Only the number is wanted: how many lines contain "text"?

-- Dataset extract start --

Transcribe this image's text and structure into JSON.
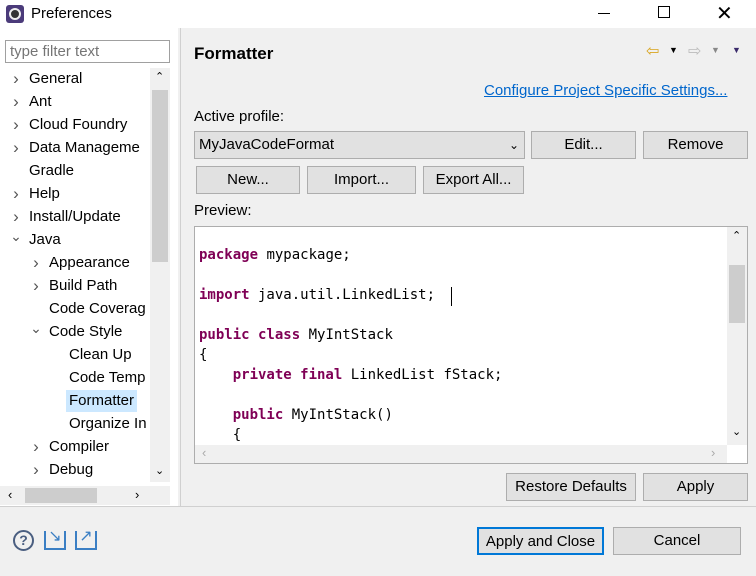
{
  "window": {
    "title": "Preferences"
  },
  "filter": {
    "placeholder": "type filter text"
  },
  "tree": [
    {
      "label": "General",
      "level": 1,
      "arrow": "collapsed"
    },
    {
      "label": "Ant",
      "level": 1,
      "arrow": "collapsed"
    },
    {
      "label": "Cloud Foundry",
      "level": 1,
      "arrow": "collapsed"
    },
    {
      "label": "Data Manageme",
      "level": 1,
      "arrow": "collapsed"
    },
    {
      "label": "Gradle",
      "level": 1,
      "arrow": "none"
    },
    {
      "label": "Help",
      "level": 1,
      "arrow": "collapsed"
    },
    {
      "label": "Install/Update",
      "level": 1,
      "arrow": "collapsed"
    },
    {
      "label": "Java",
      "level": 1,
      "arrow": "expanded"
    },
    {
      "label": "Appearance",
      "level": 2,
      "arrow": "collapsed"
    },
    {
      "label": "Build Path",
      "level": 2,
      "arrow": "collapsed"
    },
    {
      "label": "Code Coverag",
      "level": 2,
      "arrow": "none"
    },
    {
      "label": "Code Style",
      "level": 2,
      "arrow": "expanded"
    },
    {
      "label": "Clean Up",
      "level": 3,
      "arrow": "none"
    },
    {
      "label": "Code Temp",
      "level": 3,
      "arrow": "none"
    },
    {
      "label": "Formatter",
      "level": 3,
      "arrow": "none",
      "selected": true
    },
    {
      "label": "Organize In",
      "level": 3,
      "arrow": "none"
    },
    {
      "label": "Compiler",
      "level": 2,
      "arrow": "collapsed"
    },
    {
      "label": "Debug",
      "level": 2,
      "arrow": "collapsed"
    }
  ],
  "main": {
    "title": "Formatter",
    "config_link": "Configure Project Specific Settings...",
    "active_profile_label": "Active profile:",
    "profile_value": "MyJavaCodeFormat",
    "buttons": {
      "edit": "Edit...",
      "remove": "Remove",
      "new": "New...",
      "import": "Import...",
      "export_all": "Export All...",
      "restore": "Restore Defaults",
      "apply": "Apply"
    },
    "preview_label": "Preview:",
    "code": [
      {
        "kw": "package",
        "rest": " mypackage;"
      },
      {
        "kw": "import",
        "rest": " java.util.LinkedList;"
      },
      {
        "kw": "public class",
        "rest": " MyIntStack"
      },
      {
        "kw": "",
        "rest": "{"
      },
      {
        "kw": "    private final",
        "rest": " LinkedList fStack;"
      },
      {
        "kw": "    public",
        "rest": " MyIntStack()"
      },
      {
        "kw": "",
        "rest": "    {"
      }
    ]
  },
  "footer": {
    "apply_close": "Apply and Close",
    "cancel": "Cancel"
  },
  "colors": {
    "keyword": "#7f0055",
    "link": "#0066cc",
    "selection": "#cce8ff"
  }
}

-- Dataset extract end --
-- Dataset extract start --

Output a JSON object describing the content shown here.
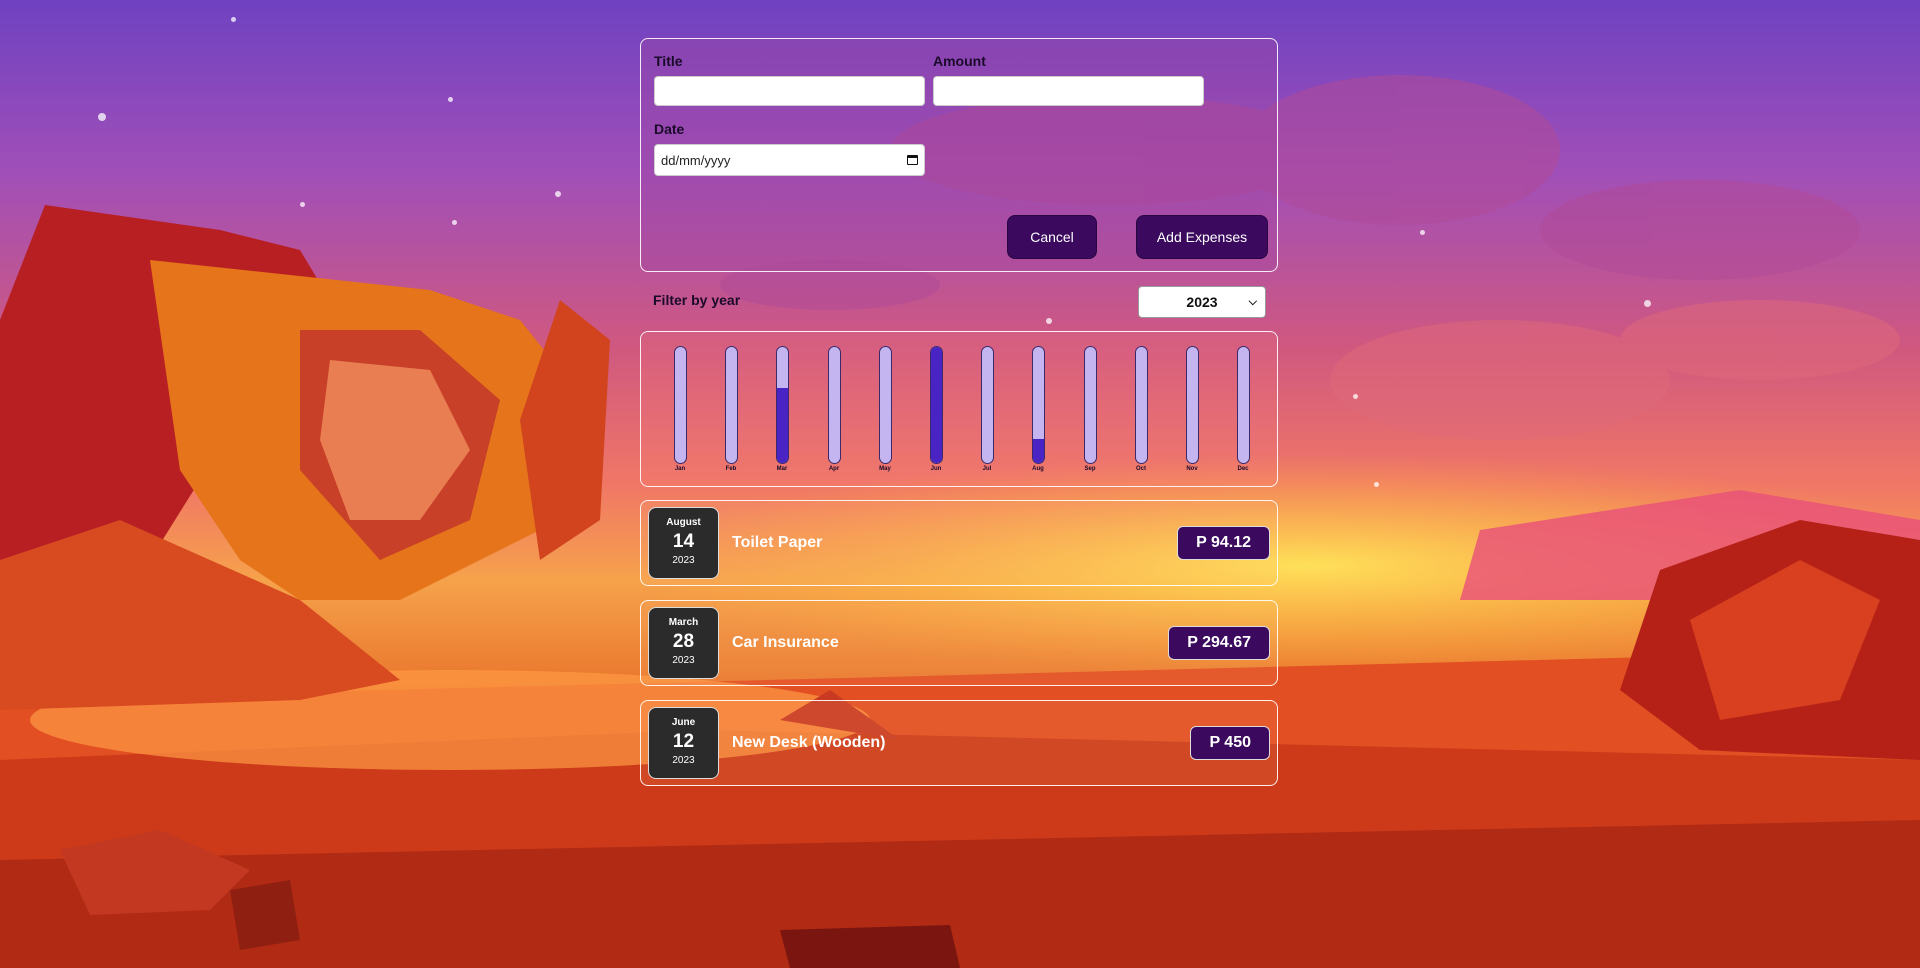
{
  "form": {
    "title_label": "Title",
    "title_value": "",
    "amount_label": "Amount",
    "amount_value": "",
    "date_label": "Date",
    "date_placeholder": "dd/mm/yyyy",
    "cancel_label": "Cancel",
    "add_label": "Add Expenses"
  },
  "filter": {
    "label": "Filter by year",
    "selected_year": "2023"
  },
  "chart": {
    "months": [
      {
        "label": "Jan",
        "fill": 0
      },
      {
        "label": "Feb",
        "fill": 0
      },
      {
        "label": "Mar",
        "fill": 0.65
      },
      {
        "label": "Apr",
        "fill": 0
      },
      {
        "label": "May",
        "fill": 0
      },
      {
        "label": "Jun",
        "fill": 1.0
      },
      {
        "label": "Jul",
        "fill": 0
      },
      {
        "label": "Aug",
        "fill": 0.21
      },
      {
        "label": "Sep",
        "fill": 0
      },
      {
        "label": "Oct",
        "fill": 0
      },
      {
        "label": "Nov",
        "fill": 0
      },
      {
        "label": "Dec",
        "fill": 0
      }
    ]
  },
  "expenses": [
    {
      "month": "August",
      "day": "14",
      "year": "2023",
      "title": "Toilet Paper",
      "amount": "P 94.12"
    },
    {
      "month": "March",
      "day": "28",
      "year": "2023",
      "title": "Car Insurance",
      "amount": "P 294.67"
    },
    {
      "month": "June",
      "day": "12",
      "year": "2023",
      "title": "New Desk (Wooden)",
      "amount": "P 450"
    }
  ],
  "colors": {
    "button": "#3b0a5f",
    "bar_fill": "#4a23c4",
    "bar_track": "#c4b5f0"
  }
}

-- Dataset extract end --

• _Task response_
2